SHORT TASK: Quote all of the data below exactly, please.

PROVIDED DATA:
━━━━━━━━━━━━━━━━━━━━

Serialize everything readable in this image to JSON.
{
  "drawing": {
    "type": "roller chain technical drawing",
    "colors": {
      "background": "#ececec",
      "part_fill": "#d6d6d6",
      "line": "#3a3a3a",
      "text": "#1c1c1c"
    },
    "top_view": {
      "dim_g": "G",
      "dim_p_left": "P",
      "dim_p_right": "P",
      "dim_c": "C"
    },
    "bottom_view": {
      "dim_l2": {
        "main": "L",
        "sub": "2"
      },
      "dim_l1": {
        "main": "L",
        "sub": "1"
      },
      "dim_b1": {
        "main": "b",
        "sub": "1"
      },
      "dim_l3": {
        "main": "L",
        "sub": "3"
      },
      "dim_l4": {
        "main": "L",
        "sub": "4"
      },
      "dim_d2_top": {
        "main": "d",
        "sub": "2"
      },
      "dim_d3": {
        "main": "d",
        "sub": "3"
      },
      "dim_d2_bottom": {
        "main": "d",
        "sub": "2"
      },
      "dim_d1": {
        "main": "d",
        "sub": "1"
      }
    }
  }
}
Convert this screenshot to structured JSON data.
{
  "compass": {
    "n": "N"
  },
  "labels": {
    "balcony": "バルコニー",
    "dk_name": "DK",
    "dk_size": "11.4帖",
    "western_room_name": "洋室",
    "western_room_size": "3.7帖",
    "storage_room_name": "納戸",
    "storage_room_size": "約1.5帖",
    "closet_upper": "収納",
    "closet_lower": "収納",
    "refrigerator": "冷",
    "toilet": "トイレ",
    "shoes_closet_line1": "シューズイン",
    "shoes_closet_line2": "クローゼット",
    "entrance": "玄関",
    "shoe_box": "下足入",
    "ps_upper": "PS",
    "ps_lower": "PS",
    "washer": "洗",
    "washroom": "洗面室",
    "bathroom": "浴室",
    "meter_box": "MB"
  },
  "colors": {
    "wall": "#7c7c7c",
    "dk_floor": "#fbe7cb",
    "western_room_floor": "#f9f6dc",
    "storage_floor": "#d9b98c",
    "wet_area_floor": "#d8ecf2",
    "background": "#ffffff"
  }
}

━━━━━━━━━━━━━━━━━━━━

FULL ANSWER:
Serialize everything readable in this image to JSON.
{
  "drawing": {
    "type": "roller chain technical drawing",
    "colors": {
      "background": "#ececec",
      "part_fill": "#d6d6d6",
      "line": "#3a3a3a",
      "text": "#1c1c1c"
    },
    "top_view": {
      "dim_g": "G",
      "dim_p_left": "P",
      "dim_p_right": "P",
      "dim_c": "C"
    },
    "bottom_view": {
      "dim_l2": {
        "main": "L",
        "sub": "2"
      },
      "dim_l1": {
        "main": "L",
        "sub": "1"
      },
      "dim_b1": {
        "main": "b",
        "sub": "1"
      },
      "dim_l3": {
        "main": "L",
        "sub": "3"
      },
      "dim_l4": {
        "main": "L",
        "sub": "4"
      },
      "dim_d2_top": {
        "main": "d",
        "sub": "2"
      },
      "dim_d3": {
        "main": "d",
        "sub": "3"
      },
      "dim_d2_bottom": {
        "main": "d",
        "sub": "2"
      },
      "dim_d1": {
        "main": "d",
        "sub": "1"
      }
    }
  }
}
Convert this screenshot to structured JSON data.
{
  "compass": {
    "n": "N"
  },
  "labels": {
    "balcony": "バルコニー",
    "dk_name": "DK",
    "dk_size": "11.4帖",
    "western_room_name": "洋室",
    "western_room_size": "3.7帖",
    "storage_room_name": "納戸",
    "storage_room_size": "約1.5帖",
    "closet_upper": "収納",
    "closet_lower": "収納",
    "refrigerator": "冷",
    "toilet": "トイレ",
    "shoes_closet_line1": "シューズイン",
    "shoes_closet_line2": "クローゼット",
    "entrance": "玄関",
    "shoe_box": "下足入",
    "ps_upper": "PS",
    "ps_lower": "PS",
    "washer": "洗",
    "washroom": "洗面室",
    "bathroom": "浴室",
    "meter_box": "MB"
  },
  "colors": {
    "wall": "#7c7c7c",
    "dk_floor": "#fbe7cb",
    "western_room_floor": "#f9f6dc",
    "storage_floor": "#d9b98c",
    "wet_area_floor": "#d8ecf2",
    "background": "#ffffff"
  }
}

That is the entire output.